▶ _Exercise directions_:
Copy each line below that includes "this".

## Begin Items

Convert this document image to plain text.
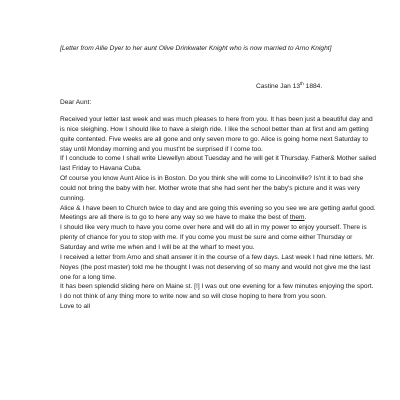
[Letter from Allie Dyer to her aunt Olive Drinkwater Knight who is now married to Arno Knight]
Castine Jan 13th 1884.
Dear Aunt:

Received your letter last week and was much pleases to here from you. It has been just a beautiful day and is nice sleighing. How I should like to have a sleigh ride. I like the school better than at first and am getting quite contented. Five weeks are all gone and only seven more to go. Alice is going home next Saturday to stay until Monday morning and you must'nt be surprised if I come too.

If I conclude to come I shall write Llewellyn about Tuesday and he will get it Thursday. Father& Mother sailed last Friday to Havana Cuba.

Of course you know Aunt Alice is in Boston. Do you think she will come to Lincolnville? Is'nt it to bad she could not bring the baby with her. Mother wrote that she had sent her the baby's picture and it was very cunning.

Alice & I have been to Church twice to day and are going this evening so you see we are getting awful good.

Meetings are all there is to go to here any way so we have to make the best of them.

I should like very much to have you come over here and will do all in my power to enjoy yourself. There is plenty of chance for you to stop with me. If you come you must be sure and come either Thursday or Saturday and write me when and I will be at the wharf to meet you.

I received a letter from Arno and shall answer it in the course of a few days. Last week I had nine letters. Mr. Noyes (the post master) told me he thought I was not deserving of so many and would not give me the last one for a long time.

It has been splendid sliding here on Maine st. [!] I was out one evening for a few minutes enjoying the sport.

I do not think of any thing more to write now and so will close hoping to here from you soon.

Love to all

## End Items

▶ _Solved problem_:
Convert this document image to plain text.
Alice & I have been to Church twice to day and are going this evening so you see we are getting awful good.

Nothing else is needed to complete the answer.